start

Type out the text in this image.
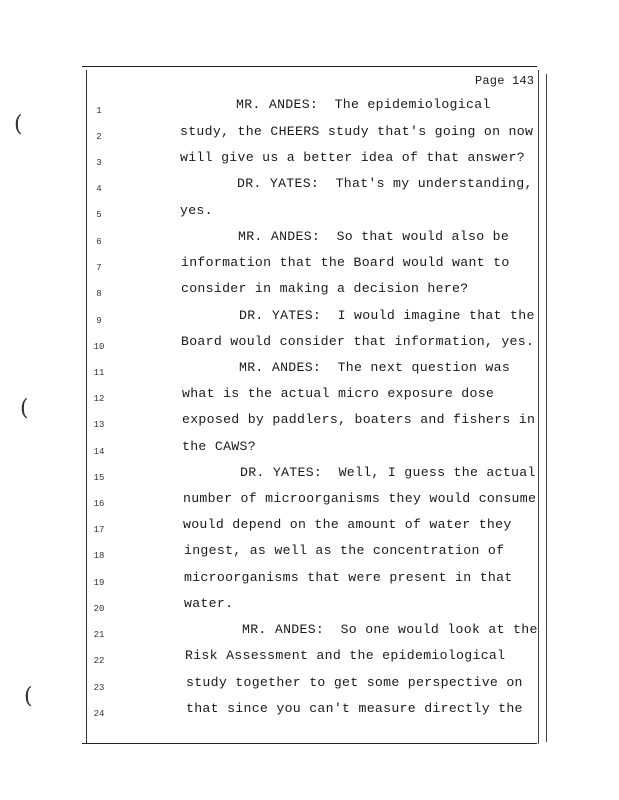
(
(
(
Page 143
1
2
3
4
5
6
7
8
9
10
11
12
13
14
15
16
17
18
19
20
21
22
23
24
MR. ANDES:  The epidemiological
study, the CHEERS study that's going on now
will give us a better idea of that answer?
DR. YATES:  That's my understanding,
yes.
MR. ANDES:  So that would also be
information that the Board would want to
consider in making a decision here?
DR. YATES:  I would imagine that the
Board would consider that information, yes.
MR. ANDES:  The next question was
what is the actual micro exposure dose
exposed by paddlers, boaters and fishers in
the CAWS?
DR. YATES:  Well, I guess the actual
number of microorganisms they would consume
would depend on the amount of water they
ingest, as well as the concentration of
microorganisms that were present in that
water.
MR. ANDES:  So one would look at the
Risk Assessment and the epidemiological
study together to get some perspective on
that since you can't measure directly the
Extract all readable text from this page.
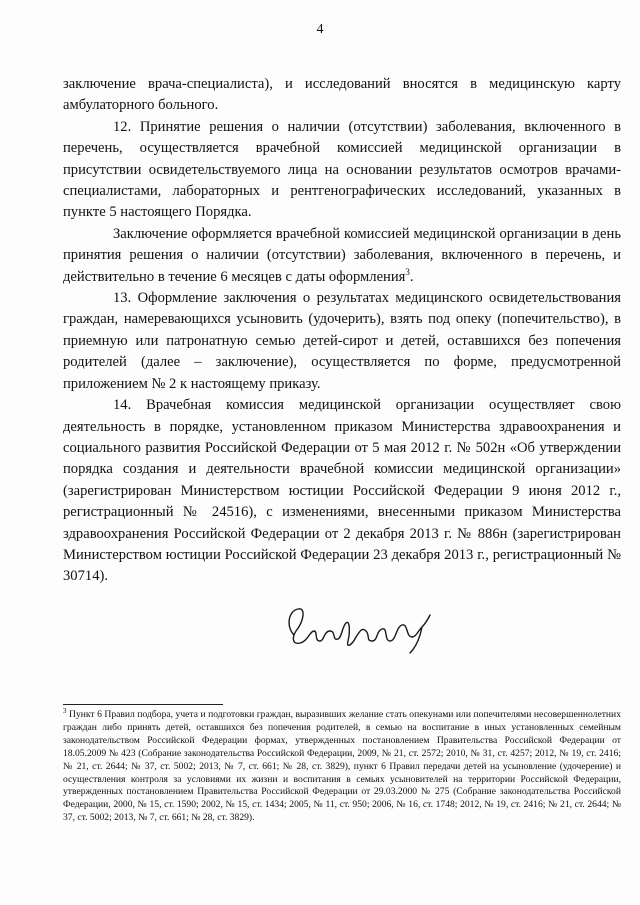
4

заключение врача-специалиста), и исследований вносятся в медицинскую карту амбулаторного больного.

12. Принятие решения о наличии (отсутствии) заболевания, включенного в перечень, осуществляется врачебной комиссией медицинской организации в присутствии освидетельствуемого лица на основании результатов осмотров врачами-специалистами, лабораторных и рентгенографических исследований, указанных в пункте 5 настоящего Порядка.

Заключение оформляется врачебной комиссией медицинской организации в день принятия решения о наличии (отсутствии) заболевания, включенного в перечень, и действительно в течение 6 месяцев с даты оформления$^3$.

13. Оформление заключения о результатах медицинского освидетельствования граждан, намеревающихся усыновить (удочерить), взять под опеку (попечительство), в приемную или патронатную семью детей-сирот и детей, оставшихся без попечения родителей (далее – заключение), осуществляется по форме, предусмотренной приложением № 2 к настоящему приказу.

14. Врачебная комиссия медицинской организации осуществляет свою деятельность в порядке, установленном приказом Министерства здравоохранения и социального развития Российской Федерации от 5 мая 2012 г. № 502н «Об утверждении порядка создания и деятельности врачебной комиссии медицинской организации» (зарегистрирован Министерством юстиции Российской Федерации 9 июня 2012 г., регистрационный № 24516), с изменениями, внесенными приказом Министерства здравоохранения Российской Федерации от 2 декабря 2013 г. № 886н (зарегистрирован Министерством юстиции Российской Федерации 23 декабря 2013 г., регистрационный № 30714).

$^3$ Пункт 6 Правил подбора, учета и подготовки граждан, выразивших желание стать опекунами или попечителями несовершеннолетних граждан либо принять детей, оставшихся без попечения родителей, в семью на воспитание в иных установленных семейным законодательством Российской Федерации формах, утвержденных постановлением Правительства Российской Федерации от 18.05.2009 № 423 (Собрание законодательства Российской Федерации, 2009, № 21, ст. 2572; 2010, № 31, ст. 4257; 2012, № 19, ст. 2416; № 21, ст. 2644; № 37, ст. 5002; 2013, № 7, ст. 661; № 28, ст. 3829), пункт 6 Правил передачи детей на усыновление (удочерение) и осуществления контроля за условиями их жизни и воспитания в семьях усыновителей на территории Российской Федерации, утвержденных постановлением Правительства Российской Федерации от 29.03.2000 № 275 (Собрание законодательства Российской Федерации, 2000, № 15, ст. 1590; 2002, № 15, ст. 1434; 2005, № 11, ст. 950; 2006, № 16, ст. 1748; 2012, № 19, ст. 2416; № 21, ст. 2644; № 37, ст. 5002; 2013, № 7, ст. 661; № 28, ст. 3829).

end

TASK DIRECTIONS: Copy every record character for character. Skip the pictures.

RESULT BELOW:
Type out the text in this image.
(
(
(
Page 143
1
2
3
4
5
6
7
8
9
10
11
12
13
14
15
16
17
18
19
20
21
22
23
24
MR. ANDES:  The epidemiological
study, the CHEERS study that's going on now
will give us a better idea of that answer?
DR. YATES:  That's my understanding,
yes.
MR. ANDES:  So that would also be
information that the Board would want to
consider in making a decision here?
DR. YATES:  I would imagine that the
Board would consider that information, yes.
MR. ANDES:  The next question was
what is the actual micro exposure dose
exposed by paddlers, boaters and fishers in
the CAWS?
DR. YATES:  Well, I guess the actual
number of microorganisms they would consume
would depend on the amount of water they
ingest, as well as the concentration of
microorganisms that were present in that
water.
MR. ANDES:  So one would look at the
Risk Assessment and the epidemiological
study together to get some perspective on
that since you can't measure directly the
Extract all readable text from this page.
4

заключение врача-специалиста), и исследований вносятся в медицинскую карту амбулаторного больного.

12. Принятие решения о наличии (отсутствии) заболевания, включенного в перечень, осуществляется врачебной комиссией медицинской организации в присутствии освидетельствуемого лица на основании результатов осмотров врачами-специалистами, лабораторных и рентгенографических исследований, указанных в пункте 5 настоящего Порядка.

Заключение оформляется врачебной комиссией медицинской организации в день принятия решения о наличии (отсутствии) заболевания, включенного в перечень, и действительно в течение 6 месяцев с даты оформления$^3$.

13. Оформление заключения о результатах медицинского освидетельствования граждан, намеревающихся усыновить (удочерить), взять под опеку (попечительство), в приемную или патронатную семью детей-сирот и детей, оставшихся без попечения родителей (далее – заключение), осуществляется по форме, предусмотренной приложением № 2 к настоящему приказу.

14. Врачебная комиссия медицинской организации осуществляет свою деятельность в порядке, установленном приказом Министерства здравоохранения и социального развития Российской Федерации от 5 мая 2012 г. № 502н «Об утверждении порядка создания и деятельности врачебной комиссии медицинской организации» (зарегистрирован Министерством юстиции Российской Федерации 9 июня 2012 г., регистрационный № 24516), с изменениями, внесенными приказом Министерства здравоохранения Российской Федерации от 2 декабря 2013 г. № 886н (зарегистрирован Министерством юстиции Российской Федерации 23 декабря 2013 г., регистрационный № 30714).

$^3$ Пункт 6 Правил подбора, учета и подготовки граждан, выразивших желание стать опекунами или попечителями несовершеннолетних граждан либо принять детей, оставшихся без попечения родителей, в семью на воспитание в иных установленных семейным законодательством Российской Федерации формах, утвержденных постановлением Правительства Российской Федерации от 18.05.2009 № 423 (Собрание законодательства Российской Федерации, 2009, № 21, ст. 2572; 2010, № 31, ст. 4257; 2012, № 19, ст. 2416; № 21, ст. 2644; № 37, ст. 5002; 2013, № 7, ст. 661; № 28, ст. 3829), пункт 6 Правил передачи детей на усыновление (удочерение) и осуществления контроля за условиями их жизни и воспитания в семьях усыновителей на территории Российской Федерации, утвержденных постановлением Правительства Российской Федерации от 29.03.2000 № 275 (Собрание законодательства Российской Федерации, 2000, № 15, ст. 1590; 2002, № 15, ст. 1434; 2005, № 11, ст. 950; 2006, № 16, ст. 1748; 2012, № 19, ст. 2416; № 21, ст. 2644; № 37, ст. 5002; 2013, № 7, ст. 661; № 28, ст. 3829).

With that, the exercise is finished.